### Stated problem
Reproduce the records that follow in full, excluding any picture they contain.

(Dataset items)
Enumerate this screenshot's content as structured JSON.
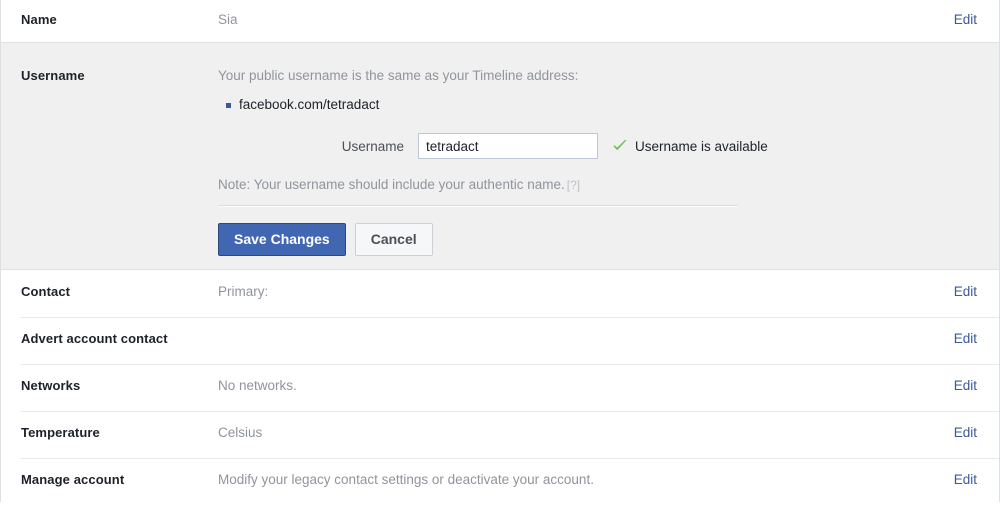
{
  "rows": {
    "name": {
      "label": "Name",
      "value": "Sia",
      "edit": "Edit"
    },
    "username": {
      "label": "Username",
      "intro": "Your public username is the same as your Timeline address:",
      "timeline_url": "facebook.com/tetradact",
      "field_label": "Username",
      "field_value": "tetradact",
      "field_placeholder": "",
      "availability_text": "Username is available",
      "availability_icon": "green-check-icon",
      "note": "Note: Your username should include your authentic name.",
      "help_marker": "[?]",
      "save_label": "Save Changes",
      "cancel_label": "Cancel"
    },
    "contact": {
      "label": "Contact",
      "value": "Primary:",
      "edit": "Edit"
    },
    "advert_account_contact": {
      "label": "Advert account contact",
      "value": "",
      "edit": "Edit"
    },
    "networks": {
      "label": "Networks",
      "value": "No networks.",
      "edit": "Edit"
    },
    "temperature": {
      "label": "Temperature",
      "value": "Celsius",
      "edit": "Edit"
    },
    "manage_account": {
      "label": "Manage account",
      "value": "Modify your legacy contact settings or deactivate your account.",
      "edit": "Edit"
    }
  },
  "colors": {
    "accent_blue": "#3b5998",
    "button_blue": "#4267b2",
    "check_green": "#6ac259",
    "muted_text": "#90949c",
    "panel_grey": "#f0f0f0"
  }
}
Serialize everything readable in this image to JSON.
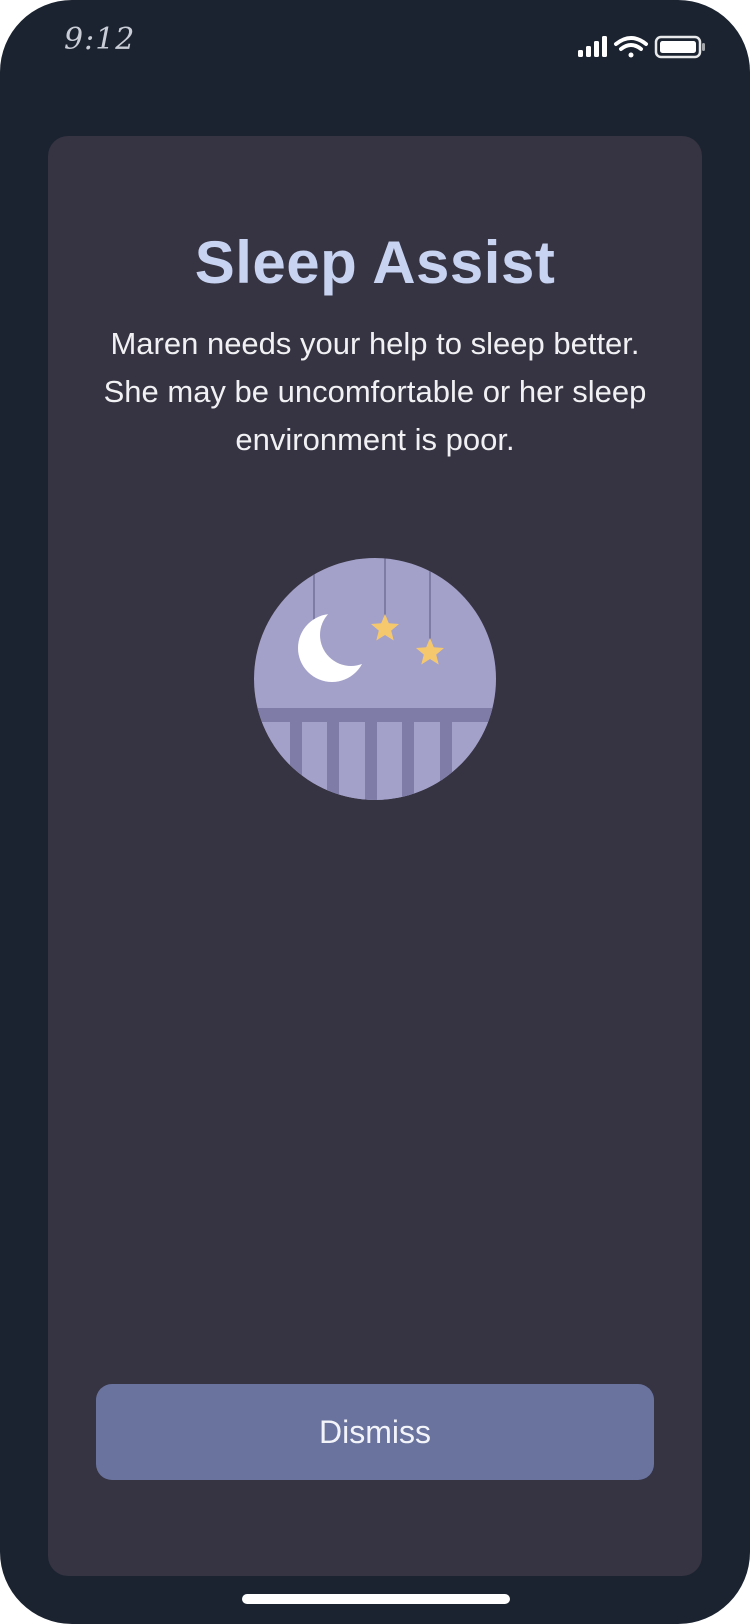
{
  "status_bar": {
    "time": "9:12",
    "icons": [
      "cellular-signal-icon",
      "wifi-icon",
      "battery-icon"
    ]
  },
  "sleep_assist": {
    "title": "Sleep Assist",
    "message": "Maren needs your help to sleep better. She may be uncomfortable or her sleep environment is poor.",
    "illustration": "crib-night-illustration",
    "dismiss_label": "Dismiss"
  },
  "colors": {
    "frame": "#1b2330",
    "card": "#363342",
    "title": "#c7d3f0",
    "button": "#69739e",
    "illustration_sky": "#a3a1c9",
    "star": "#f6c86e"
  }
}
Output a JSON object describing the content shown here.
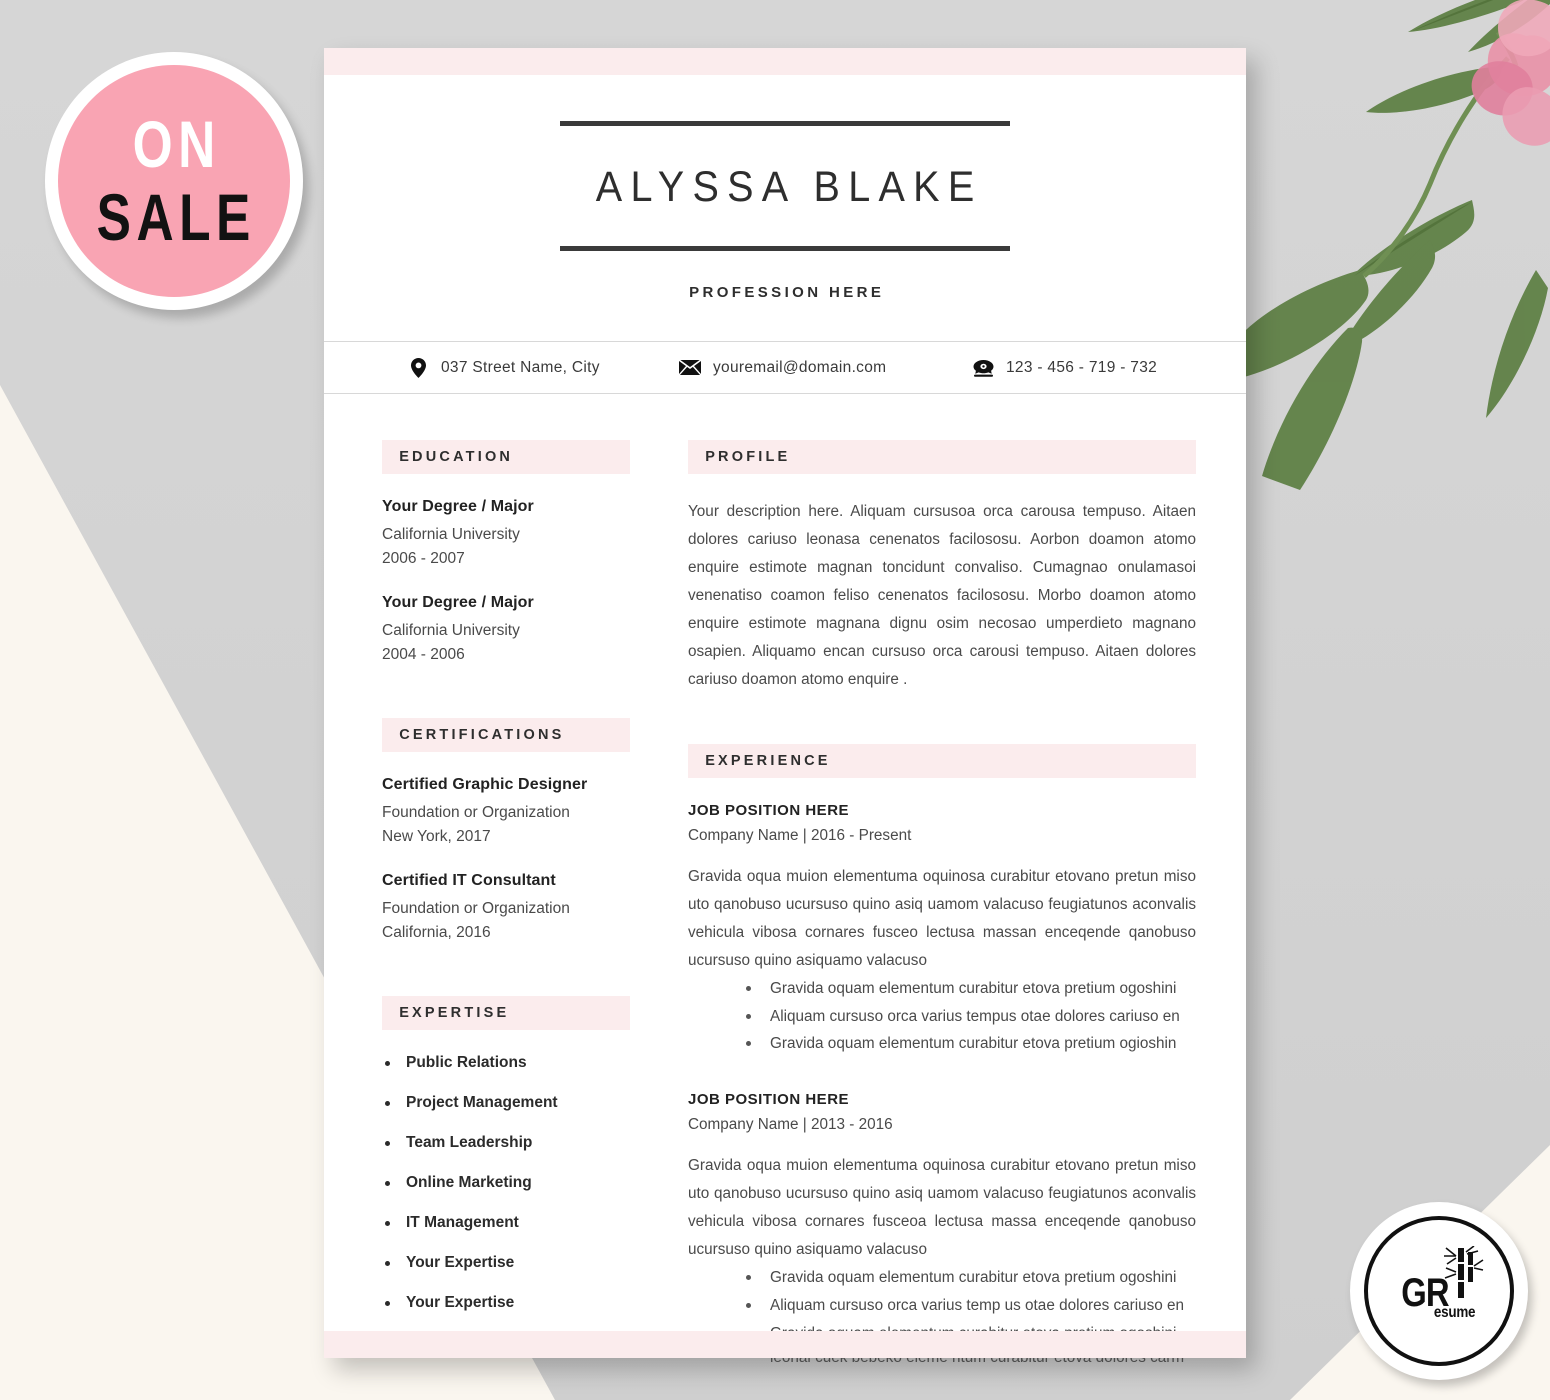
{
  "badge": {
    "line1": "ON",
    "line2": "SALE"
  },
  "logo": {
    "main": "GR",
    "sub": "esume"
  },
  "resume": {
    "name": "ALYSSA BLAKE",
    "profession": "PROFESSION HERE",
    "contact": {
      "address": "037  Street Name, City",
      "address_icon": "location-pin-icon",
      "email": "youremail@domain.com",
      "email_icon": "envelope-icon",
      "phone": "123 - 456 - 719 - 732",
      "phone_icon": "telephone-icon"
    },
    "education": {
      "heading": "EDUCATION",
      "entries": [
        {
          "degree": "Your Degree / Major",
          "school": "California University",
          "years": "2006 - 2007"
        },
        {
          "degree": "Your Degree / Major",
          "school": "California University",
          "years": "2004 - 2006"
        }
      ]
    },
    "certifications": {
      "heading": "CERTIFICATIONS",
      "entries": [
        {
          "title": "Certified  Graphic Designer",
          "org": "Foundation or Organization",
          "place": "New York, 2017"
        },
        {
          "title": "Certified  IT Consultant",
          "org": "Foundation or Organization",
          "place": "California, 2016"
        }
      ]
    },
    "expertise": {
      "heading": "EXPERTISE",
      "items": [
        "Public Relations",
        "Project Management",
        "Team Leadership",
        "Online Marketing",
        "IT Management",
        "Your Expertise",
        "Your Expertise"
      ]
    },
    "profile": {
      "heading": "PROFILE",
      "text": "Your description here. Aliquam cursusoa orca carousa tempuso. Aitaen dolores cariuso leonasa cenenatos facilososu. Aorbon doamon atomo enquire estimote  magnan toncidunt convaliso. Cumagnao onulamasoi venenatiso coamon feliso cenenatos facilososu. Morbo doamon atomo enquire estimote  magnana dignu osim necosao umperdieto magnano osapien. Aliquamo encan cursuso orca carousi tempuso. Aitaen dolores cariuso doamon atomo enquire ."
    },
    "experience": {
      "heading": "EXPERIENCE",
      "jobs": [
        {
          "title": "JOB POSITION HERE",
          "company": "Company Name | 2016 - Present",
          "description": "Gravida oqua muion elementuma oquinosa curabitur etovano pretun miso uto qanobuso ucursuso quino asiq uamom valacuso feugiatunos aconvalis vehicula vibosa cornares fusceo lectusa massan enceqende qanobuso ucursuso quino asiquamo valacuso",
          "bullets": [
            "Gravida oquam elementum curabitur etova pretium ogoshini",
            "Aliquam cursuso orca varius tempus otae dolores cariuso en",
            "Gravida oquam elementum curabitur etova pretium ogioshin"
          ]
        },
        {
          "title": "JOB POSITION HERE",
          "company": "Company Name | 2013 - 2016",
          "description": "Gravida oqua muion elementuma oquinosa curabitur etovano pretun miso uto qanobuso ucursuso quino asiq uamom valacuso feugiatunos aconvalis vehicula vibosa cornares fusceoa lectusa massa enceqende qanobuso ucursuso quino asiquamo valacuso",
          "bullets": [
            "Gravida oquam elementum curabitur etova pretium ogoshini",
            "Aliquam cursuso orca varius temp us otae dolores cariuso en",
            "Gravida oquam elementum curabitur etova pretium ogoshini leonai cuek bebeko eleme ntum curabitur etova dolores carm"
          ]
        }
      ]
    }
  },
  "colors": {
    "pink_band": "#fbeced",
    "badge_pink": "#f9a4b3",
    "ink": "#2e2e2e",
    "background_gray": "#d4d4d4",
    "background_cream": "#faf6ef"
  }
}
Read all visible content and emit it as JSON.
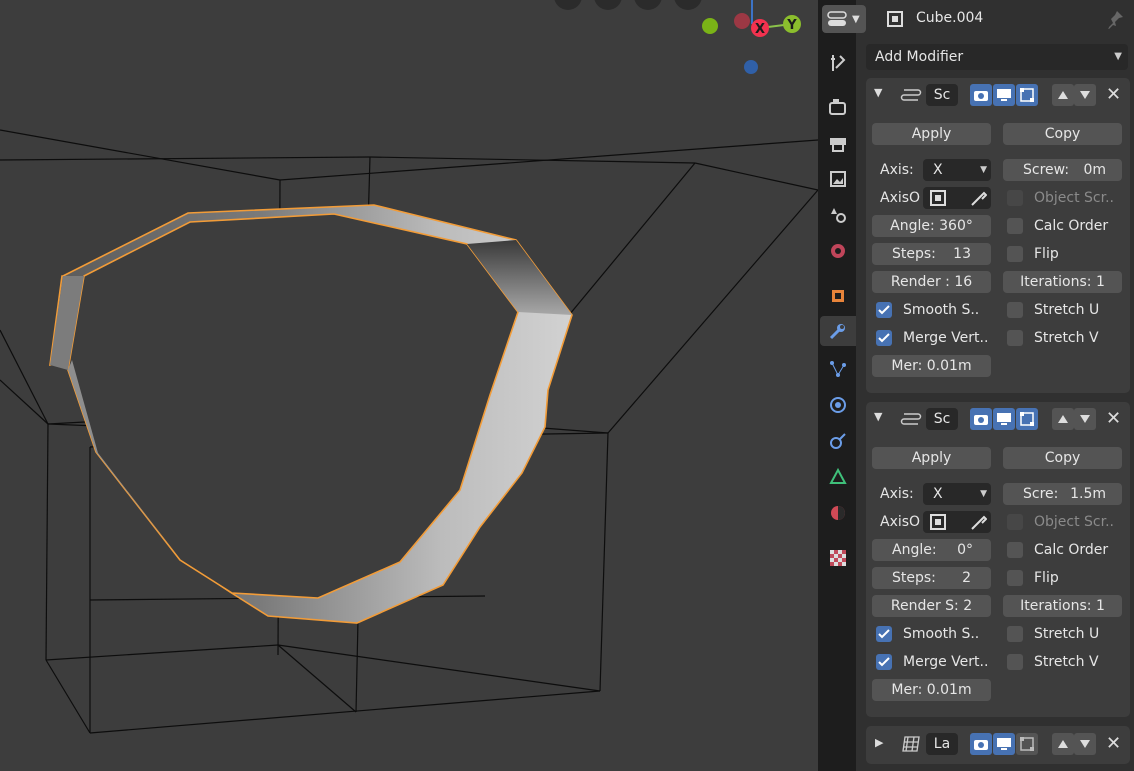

### Exercise solution
Enumerate this screenshot's content as structured JSON.
{
  "rows": {
    "name": {
      "label": "Name",
      "value": "Sia",
      "edit": "Edit"
    },
    "username": {
      "label": "Username",
      "intro": "Your public username is the same as your Timeline address:",
      "timeline_url": "facebook.com/tetradact",
      "field_label": "Username",
      "field_value": "tetradact",
      "field_placeholder": "",
      "availability_text": "Username is available",
      "availability_icon": "green-check-icon",
      "note": "Note: Your username should include your authentic name.",
      "help_marker": "[?]",
      "save_label": "Save Changes",
      "cancel_label": "Cancel"
    },
    "contact": {
      "label": "Contact",
      "value": "Primary:",
      "edit": "Edit"
    },
    "advert_account_contact": {
      "label": "Advert account contact",
      "value": "",
      "edit": "Edit"
    },
    "networks": {
      "label": "Networks",
      "value": "No networks.",
      "edit": "Edit"
    },
    "temperature": {
      "label": "Temperature",
      "value": "Celsius",
      "edit": "Edit"
    },
    "manage_account": {
      "label": "Manage account",
      "value": "Modify your legacy contact settings or deactivate your account.",
      "edit": "Edit"
    }
  },
  "colors": {
    "accent_blue": "#3b5998",
    "button_blue": "#4267b2",
    "check_green": "#6ac259",
    "muted_text": "#90949c",
    "panel_grey": "#f0f0f0"
  }
}
Serialize everything readable in this image to JSON.
{
  "status_bar": {
    "time": "9:12",
    "icons": [
      "cellular-signal-icon",
      "wifi-icon",
      "battery-icon"
    ]
  },
  "sleep_assist": {
    "title": "Sleep Assist",
    "message": "Maren needs your help to sleep better. She may be uncomfortable or her sleep environment is poor.",
    "illustration": "crib-night-illustration",
    "dismiss_label": "Dismiss"
  },
  "colors": {
    "frame": "#1b2330",
    "card": "#363342",
    "title": "#c7d3f0",
    "button": "#69739e",
    "illustration_sky": "#a3a1c9",
    "star": "#f6c86e"
  }
}
Output a JSON object describing the content shown here.
{
  "badge": {
    "line1": "ON",
    "line2": "SALE"
  },
  "logo": {
    "main": "GR",
    "sub": "esume"
  },
  "resume": {
    "name": "ALYSSA BLAKE",
    "profession": "PROFESSION HERE",
    "contact": {
      "address": "037  Street Name, City",
      "address_icon": "location-pin-icon",
      "email": "youremail@domain.com",
      "email_icon": "envelope-icon",
      "phone": "123 - 456 - 719 - 732",
      "phone_icon": "telephone-icon"
    },
    "education": {
      "heading": "EDUCATION",
      "entries": [
        {
          "degree": "Your Degree / Major",
          "school": "California University",
          "years": "2006 - 2007"
        },
        {
          "degree": "Your Degree / Major",
          "school": "California University",
          "years": "2004 - 2006"
        }
      ]
    },
    "certifications": {
      "heading": "CERTIFICATIONS",
      "entries": [
        {
          "title": "Certified  Graphic Designer",
          "org": "Foundation or Organization",
          "place": "New York, 2017"
        },
        {
          "title": "Certified  IT Consultant",
          "org": "Foundation or Organization",
          "place": "California, 2016"
        }
      ]
    },
    "expertise": {
      "heading": "EXPERTISE",
      "items": [
        "Public Relations",
        "Project Management",
        "Team Leadership",
        "Online Marketing",
        "IT Management",
        "Your Expertise",
        "Your Expertise"
      ]
    },
    "profile": {
      "heading": "PROFILE",
      "text": "Your description here. Aliquam cursusoa orca carousa tempuso. Aitaen dolores cariuso leonasa cenenatos facilososu. Aorbon doamon atomo enquire estimote  magnan toncidunt convaliso. Cumagnao onulamasoi venenatiso coamon feliso cenenatos facilososu. Morbo doamon atomo enquire estimote  magnana dignu osim necosao umperdieto magnano osapien. Aliquamo encan cursuso orca carousi tempuso. Aitaen dolores cariuso doamon atomo enquire ."
    },
    "experience": {
      "heading": "EXPERIENCE",
      "jobs": [
        {
          "title": "JOB POSITION HERE",
          "company": "Company Name | 2016 - Present",
          "description": "Gravida oqua muion elementuma oquinosa curabitur etovano pretun miso uto qanobuso ucursuso quino asiq uamom valacuso feugiatunos aconvalis vehicula vibosa cornares fusceo lectusa massan enceqende qanobuso ucursuso quino asiquamo valacuso",
          "bullets": [
            "Gravida oquam elementum curabitur etova pretium ogoshini",
            "Aliquam cursuso orca varius tempus otae dolores cariuso en",
            "Gravida oquam elementum curabitur etova pretium ogioshin"
          ]
        },
        {
          "title": "JOB POSITION HERE",
          "company": "Company Name | 2013 - 2016",
          "description": "Gravida oqua muion elementuma oquinosa curabitur etovano pretun miso uto qanobuso ucursuso quino asiq uamom valacuso feugiatunos aconvalis vehicula vibosa cornares fusceoa lectusa massa enceqende qanobuso ucursuso quino asiquamo valacuso",
          "bullets": [
            "Gravida oquam elementum curabitur etova pretium ogoshini",
            "Aliquam cursuso orca varius temp us otae dolores cariuso en",
            "Gravida oquam elementum curabitur etova pretium ogoshini leonai cuek bebeko eleme ntum curabitur etova dolores carm"
          ]
        }
      ]
    }
  },
  "colors": {
    "pink_band": "#fbeced",
    "badge_pink": "#f9a4b3",
    "ink": "#2e2e2e",
    "background_gray": "#d4d4d4",
    "background_cream": "#faf6ef"
  }
}
Read all visible content and emit it as JSON.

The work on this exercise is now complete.